§ EXTRACT PROVIDED
• • •

No, this is not the first time people in Poland have protested the country’s abortion laws. In 2016, thousands of women went on strike in protest against a proposal for a complete ban on abortions. They all dressed in black to signify that they were mourning the death of their reproductive rights.
In demonstrations inspired by a similar strike in Iceland in 1975, women across the country opted out of working, attending school and even doing domestic chores and instead participated in pro-choice marches on what was widely called “Black Monday”.
If the draft law was to be enacted, women who were found to have had abortions could have faced a jail term of up to five years. Doctors who carried out or assisted in abortions would also be liable for jail time.
The draft law was proposed by an anti-abortion citizens’ group and was initially supported by the Catholic Church. However, the Church later backed out when bishops said they could not support the proposal to jail women who underwent an abortion.
What has the response been like to the court’s ruling?
Critics of the decision have accused the court of pandering to the ruling regime. A New York Times report points out that 11 out of 12 of the judges were appointed by the ruling party, and the president, Przylebska, is a longtime friend of the party’s leader Jaroslaw Kaczynski.

• • •

§ PROVIDED RECORDS
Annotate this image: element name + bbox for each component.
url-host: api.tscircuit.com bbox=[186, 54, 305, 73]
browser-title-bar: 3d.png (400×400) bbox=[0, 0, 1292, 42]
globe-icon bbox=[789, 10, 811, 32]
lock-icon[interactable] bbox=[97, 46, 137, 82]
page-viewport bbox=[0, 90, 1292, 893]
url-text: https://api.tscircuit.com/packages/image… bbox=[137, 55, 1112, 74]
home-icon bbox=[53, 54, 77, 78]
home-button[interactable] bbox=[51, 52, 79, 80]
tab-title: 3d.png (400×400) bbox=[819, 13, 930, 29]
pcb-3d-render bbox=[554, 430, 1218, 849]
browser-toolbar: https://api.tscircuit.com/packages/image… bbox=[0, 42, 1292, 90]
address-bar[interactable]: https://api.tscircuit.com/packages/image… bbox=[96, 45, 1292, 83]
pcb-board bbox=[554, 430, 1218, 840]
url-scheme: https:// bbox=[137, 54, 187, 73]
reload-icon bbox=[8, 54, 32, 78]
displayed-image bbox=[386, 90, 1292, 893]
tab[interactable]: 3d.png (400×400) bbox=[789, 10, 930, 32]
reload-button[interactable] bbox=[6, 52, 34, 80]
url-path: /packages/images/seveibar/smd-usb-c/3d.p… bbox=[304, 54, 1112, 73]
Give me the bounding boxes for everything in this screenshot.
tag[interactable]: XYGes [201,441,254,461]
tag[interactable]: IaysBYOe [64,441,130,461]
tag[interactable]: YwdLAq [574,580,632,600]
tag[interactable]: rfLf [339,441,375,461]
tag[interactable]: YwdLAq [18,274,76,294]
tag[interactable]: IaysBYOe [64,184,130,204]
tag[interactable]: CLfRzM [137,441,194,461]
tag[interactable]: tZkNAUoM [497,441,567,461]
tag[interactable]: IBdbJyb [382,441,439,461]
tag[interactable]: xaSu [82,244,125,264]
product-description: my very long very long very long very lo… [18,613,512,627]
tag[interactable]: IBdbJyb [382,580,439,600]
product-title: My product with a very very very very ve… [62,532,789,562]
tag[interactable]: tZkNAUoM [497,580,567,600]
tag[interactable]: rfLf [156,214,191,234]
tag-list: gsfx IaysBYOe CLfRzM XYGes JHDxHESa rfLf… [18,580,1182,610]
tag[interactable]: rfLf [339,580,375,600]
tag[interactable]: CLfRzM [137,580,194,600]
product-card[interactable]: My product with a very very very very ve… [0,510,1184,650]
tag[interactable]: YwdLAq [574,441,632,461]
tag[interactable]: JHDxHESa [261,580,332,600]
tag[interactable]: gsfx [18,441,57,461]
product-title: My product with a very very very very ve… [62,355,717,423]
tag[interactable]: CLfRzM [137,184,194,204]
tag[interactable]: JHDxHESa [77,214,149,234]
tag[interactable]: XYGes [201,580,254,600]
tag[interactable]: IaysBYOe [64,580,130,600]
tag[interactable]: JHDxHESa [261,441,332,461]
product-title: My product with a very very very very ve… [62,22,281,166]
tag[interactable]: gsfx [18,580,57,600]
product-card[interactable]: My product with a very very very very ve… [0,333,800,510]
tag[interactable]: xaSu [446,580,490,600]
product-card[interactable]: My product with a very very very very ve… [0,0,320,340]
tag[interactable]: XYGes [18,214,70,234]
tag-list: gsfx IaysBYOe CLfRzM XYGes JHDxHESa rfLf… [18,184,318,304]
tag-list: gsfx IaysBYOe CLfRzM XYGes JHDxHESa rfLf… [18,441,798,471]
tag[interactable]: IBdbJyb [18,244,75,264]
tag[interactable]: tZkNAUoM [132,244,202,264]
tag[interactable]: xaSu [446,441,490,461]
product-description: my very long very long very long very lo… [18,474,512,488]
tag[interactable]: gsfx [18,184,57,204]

• • •

§ WRITTEN TASKS
(A) Write out the stretch of the passage on Poland's abortion protests from "The draft law was proposed" through "the court’s ruling?".
(B) In the passage on Poland's abortion protests, what jail term could women found to have had abortions have faced under the draft law?
(C) Carry on the passage on Poland's abortion protests from the point after its last sentence.
The rows have no role in any of this.

§ THE RESPONSES
(A)
The draft law was proposed by an anti-abortion citizens’ group and was initially supported by the Catholic Church. However, the Church later backed out when bishops said they could not support the proposal to jail women who underwent an abortion.
What has the response been like to the court’s ruling?

(B) Up to five years.

(C)
“The decision of the constitutional tribunal means freezing the issue for years, accepting that life and dignity of women are less important than life of a foetus,” opposition lawmaker Barbara Nowacka, who wrote a letter appealing to the tribunal’s president, told The New York Times.
The Council of Europe immediately condemned the abortion ruling. Its commissioner for human rights Dunja Mijatovic called it “a sad day for #WomensRights”.
Renowned international organisations like Amnesty International and the Center for Reproductive Rights and Human Rights Watch have also criticised the ruling. “The proceedings take place in the context of repeated government attacks on women’s rights and efforts to roll back reproductive rights, as well as legal and policy changes that have undermined the independence of the judiciary and rule of law in Poland,” they said in a joint statement.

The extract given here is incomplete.